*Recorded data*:
◆ ◆ ◆ ◆

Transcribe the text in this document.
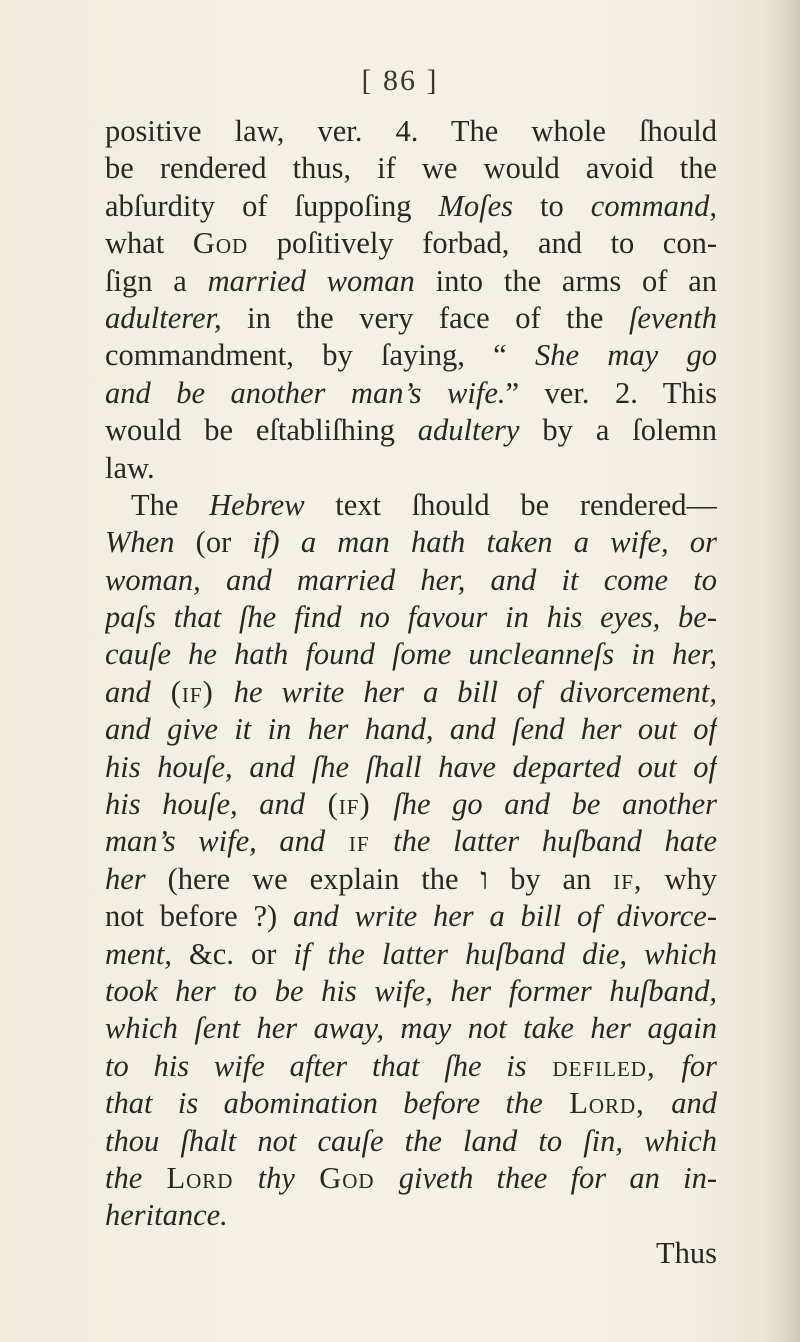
[ 86 ]
positive law, ver. 4. The whole ſhould
be rendered thus, if we would avoid the
abſurdity of ſuppoſing Moſes to command,
what God poſitively forbad, and to con-
ſign a married woman into the arms of an
adulterer, in the very face of the ſeventh
commandment, by ſaying, “ She may go
and be another man’s wife.” ver. 2. This
would be eſtabliſhing adultery by a ſolemn
law.
The Hebrew text ſhould be rendered—
When (or if) a man hath taken a wife, or
woman, and married her, and it come to
paſs that ſhe find no favour in his eyes, be-
cauſe he hath found ſome uncleanneſs in her,
and (if) he write her a bill of divorcement,
and give it in her hand, and ſend her out of
his houſe, and ſhe ſhall have departed out of
his houſe, and (if) ſhe go and be another
man’s wife, and if the latter huſband hate
her (here we explain the ו by an if, why
not before ?) and write her a bill of divorce-
ment, &c. or if the latter huſband die, which
took her to be his wife, her former huſband,
which ſent her away, may not take her again
to his wife after that ſhe is defiled, for
that is abomination before the Lord, and
thou ſhalt not cauſe the land to ſin, which
the Lord thy God giveth thee for an in-
heritance.
Thus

◆ ◆ ◆ ◆

*WRITTEN PROBLEM*: Reproduce each line holding the word "huſband".

*SOLUTION FOR THIS EXERCISE*:
man’s wife, and if the latter huſband hate
ment, &c. or if the latter huſband die, which
took her to be his wife, her former huſband,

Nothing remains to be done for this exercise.